EXERCISE REQUIREMENTS: Below are the records; pull every line that includes "sync".

>> START THE RECORDS

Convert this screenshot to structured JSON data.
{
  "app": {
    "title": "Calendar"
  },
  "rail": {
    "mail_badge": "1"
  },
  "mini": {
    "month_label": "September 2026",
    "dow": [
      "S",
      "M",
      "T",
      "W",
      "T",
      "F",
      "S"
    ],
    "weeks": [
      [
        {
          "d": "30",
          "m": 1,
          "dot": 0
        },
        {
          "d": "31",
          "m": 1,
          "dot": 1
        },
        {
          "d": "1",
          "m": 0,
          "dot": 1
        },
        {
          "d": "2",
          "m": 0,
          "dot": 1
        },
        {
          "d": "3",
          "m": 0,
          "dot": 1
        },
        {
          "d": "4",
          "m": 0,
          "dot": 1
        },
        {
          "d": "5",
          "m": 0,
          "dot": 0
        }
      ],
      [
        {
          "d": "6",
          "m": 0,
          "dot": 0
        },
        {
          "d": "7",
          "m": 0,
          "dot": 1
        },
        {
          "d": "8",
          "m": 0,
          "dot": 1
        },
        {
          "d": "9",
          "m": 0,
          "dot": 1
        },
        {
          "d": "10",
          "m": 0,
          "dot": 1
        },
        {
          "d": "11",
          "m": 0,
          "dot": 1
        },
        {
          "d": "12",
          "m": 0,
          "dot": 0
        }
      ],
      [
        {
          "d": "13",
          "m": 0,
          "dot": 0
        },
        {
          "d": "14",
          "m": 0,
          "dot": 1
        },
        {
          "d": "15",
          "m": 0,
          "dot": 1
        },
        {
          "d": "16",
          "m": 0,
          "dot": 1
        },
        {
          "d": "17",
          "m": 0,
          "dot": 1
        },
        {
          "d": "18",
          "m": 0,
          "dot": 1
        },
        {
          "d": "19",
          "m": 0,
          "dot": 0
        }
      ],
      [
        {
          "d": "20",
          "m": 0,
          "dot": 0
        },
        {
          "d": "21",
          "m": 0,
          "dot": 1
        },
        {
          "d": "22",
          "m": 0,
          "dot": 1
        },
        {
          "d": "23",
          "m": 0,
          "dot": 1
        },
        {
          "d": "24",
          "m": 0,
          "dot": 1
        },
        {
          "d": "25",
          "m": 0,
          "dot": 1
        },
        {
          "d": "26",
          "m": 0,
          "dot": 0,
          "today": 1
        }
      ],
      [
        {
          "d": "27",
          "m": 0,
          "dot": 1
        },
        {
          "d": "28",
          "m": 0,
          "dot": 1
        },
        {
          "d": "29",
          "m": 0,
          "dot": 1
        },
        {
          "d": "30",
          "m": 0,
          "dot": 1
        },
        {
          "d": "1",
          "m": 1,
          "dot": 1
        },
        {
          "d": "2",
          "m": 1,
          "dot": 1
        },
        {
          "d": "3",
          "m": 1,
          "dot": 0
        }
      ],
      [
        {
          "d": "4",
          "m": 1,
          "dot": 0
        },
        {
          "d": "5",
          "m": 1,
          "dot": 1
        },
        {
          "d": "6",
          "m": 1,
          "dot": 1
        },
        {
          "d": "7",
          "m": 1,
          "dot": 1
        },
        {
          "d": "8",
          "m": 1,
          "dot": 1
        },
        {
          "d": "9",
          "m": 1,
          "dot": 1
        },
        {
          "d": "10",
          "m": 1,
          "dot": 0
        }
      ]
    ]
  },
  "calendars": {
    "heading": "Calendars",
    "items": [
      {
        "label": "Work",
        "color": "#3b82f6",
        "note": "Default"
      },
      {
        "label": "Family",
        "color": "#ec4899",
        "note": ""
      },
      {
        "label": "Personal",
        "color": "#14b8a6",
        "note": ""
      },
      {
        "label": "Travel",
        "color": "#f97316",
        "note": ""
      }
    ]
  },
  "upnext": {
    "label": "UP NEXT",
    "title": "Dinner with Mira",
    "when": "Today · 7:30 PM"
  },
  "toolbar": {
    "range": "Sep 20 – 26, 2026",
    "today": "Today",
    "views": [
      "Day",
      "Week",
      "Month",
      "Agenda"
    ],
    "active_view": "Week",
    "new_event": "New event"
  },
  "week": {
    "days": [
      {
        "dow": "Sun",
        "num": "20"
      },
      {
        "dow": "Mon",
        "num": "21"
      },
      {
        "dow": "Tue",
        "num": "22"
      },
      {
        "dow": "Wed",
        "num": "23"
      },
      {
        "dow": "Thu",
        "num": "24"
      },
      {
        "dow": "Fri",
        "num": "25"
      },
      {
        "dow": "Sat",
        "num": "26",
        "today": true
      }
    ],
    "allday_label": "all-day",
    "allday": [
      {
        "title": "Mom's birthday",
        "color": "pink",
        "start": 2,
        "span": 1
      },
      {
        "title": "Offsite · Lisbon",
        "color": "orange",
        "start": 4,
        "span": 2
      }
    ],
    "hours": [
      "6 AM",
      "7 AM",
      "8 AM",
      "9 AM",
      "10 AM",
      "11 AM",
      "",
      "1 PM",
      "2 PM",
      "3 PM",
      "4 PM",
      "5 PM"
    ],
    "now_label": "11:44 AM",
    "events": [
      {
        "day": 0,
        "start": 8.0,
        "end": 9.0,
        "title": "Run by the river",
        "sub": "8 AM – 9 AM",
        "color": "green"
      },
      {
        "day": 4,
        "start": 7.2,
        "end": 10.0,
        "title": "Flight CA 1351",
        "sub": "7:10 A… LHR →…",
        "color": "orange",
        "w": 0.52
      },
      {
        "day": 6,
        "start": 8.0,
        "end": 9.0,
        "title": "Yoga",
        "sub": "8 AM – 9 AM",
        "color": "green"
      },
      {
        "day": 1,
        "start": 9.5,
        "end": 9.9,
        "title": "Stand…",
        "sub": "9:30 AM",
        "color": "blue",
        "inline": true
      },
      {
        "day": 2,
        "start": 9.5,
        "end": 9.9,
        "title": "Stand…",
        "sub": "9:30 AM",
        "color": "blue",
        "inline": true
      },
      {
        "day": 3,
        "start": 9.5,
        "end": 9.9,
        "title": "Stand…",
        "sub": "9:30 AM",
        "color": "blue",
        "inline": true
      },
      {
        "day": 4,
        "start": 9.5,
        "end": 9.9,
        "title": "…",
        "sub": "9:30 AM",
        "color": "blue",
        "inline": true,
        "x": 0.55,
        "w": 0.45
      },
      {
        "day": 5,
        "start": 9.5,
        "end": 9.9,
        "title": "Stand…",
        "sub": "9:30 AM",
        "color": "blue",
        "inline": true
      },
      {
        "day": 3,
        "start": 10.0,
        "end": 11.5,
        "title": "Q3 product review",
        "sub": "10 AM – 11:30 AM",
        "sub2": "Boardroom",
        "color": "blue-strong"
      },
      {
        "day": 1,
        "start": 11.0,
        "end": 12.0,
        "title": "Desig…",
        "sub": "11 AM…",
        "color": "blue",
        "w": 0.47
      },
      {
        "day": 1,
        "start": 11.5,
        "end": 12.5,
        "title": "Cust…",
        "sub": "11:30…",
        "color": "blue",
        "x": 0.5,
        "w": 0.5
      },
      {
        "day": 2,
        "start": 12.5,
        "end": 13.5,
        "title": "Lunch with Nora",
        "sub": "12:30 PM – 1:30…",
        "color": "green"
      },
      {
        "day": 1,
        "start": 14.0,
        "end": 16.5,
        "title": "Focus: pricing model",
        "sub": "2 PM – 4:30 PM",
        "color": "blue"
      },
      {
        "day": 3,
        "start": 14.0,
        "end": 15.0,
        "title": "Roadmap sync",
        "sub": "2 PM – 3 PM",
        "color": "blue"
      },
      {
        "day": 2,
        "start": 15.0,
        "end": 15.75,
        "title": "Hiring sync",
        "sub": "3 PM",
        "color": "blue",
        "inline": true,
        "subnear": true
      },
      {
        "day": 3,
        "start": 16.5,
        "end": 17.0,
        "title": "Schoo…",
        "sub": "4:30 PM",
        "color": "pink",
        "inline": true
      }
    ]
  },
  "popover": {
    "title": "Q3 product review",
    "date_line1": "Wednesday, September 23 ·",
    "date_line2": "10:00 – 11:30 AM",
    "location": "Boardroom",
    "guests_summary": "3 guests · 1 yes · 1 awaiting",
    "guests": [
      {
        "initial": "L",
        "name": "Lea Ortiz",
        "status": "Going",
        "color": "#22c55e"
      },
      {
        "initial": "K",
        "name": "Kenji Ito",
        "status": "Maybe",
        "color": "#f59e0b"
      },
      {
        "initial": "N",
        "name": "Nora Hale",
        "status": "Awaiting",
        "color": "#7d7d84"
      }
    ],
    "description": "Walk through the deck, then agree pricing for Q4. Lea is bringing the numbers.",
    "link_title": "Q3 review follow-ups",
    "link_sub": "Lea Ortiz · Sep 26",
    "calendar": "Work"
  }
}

>> END THE RECORDS

ANSWER FOR THE TASK:
        "title": "Roadmap sync",
        "title": "Hiring sync",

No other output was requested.